- [THE PROBLEM]: Copy out all the entries word for word.

____

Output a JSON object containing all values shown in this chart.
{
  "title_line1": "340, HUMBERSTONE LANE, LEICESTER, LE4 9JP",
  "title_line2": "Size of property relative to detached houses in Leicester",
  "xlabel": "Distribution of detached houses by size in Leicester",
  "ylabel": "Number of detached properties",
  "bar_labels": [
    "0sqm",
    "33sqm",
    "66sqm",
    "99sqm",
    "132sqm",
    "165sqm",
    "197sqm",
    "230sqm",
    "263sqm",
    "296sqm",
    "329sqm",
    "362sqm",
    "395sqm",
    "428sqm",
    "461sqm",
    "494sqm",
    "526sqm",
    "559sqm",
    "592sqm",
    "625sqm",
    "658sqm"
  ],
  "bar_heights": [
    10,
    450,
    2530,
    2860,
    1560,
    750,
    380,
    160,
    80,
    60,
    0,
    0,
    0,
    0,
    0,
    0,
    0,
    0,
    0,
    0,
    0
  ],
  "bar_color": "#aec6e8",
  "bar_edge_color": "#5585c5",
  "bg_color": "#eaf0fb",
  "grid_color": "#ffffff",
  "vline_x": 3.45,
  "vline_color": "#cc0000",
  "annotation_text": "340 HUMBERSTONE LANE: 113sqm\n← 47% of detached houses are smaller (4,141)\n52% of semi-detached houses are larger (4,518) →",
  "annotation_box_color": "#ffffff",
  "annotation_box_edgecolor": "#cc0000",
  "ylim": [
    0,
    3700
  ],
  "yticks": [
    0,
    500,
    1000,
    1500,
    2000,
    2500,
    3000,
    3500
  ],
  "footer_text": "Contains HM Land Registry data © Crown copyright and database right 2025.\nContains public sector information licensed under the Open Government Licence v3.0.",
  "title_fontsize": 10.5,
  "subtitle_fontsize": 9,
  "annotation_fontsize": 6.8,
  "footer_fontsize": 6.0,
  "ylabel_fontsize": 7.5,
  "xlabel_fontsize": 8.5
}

____

- [ANSWER TO THIS PROBLEM]:
Output a JSON object containing all values shown in this chart.
{
  "title_line1": "340, HUMBERSTONE LANE, LEICESTER, LE4 9JP",
  "title_line2": "Size of property relative to detached houses in Leicester",
  "xlabel": "Distribution of detached houses by size in Leicester",
  "ylabel": "Number of detached properties",
  "bar_labels": [
    "0sqm",
    "33sqm",
    "66sqm",
    "99sqm",
    "132sqm",
    "165sqm",
    "197sqm",
    "230sqm",
    "263sqm",
    "296sqm",
    "329sqm",
    "362sqm",
    "395sqm",
    "428sqm",
    "461sqm",
    "494sqm",
    "526sqm",
    "559sqm",
    "592sqm",
    "625sqm",
    "658sqm"
  ],
  "bar_heights": [
    10,
    450,
    2530,
    2860,
    1560,
    750,
    380,
    160,
    80,
    60,
    0,
    0,
    0,
    0,
    0,
    0,
    0,
    0,
    0,
    0,
    0
  ],
  "bar_color": "#aec6e8",
  "bar_edge_color": "#5585c5",
  "bg_color": "#eaf0fb",
  "grid_color": "#ffffff",
  "vline_x": 3.45,
  "vline_color": "#cc0000",
  "annotation_text": "340 HUMBERSTONE LANE: 113sqm\n← 47% of detached houses are smaller (4,141)\n52% of semi-detached houses are larger (4,518) →",
  "annotation_box_color": "#ffffff",
  "annotation_box_edgecolor": "#cc0000",
  "ylim": [
    0,
    3700
  ],
  "yticks": [
    0,
    500,
    1000,
    1500,
    2000,
    2500,
    3000,
    3500
  ],
  "footer_text": "Contains HM Land Registry data © Crown copyright and database right 2025.\nContains public sector information licensed under the Open Government Licence v3.0.",
  "title_fontsize": 10.5,
  "subtitle_fontsize": 9,
  "annotation_fontsize": 6.8,
  "footer_fontsize": 6.0,
  "ylabel_fontsize": 7.5,
  "xlabel_fontsize": 8.5
}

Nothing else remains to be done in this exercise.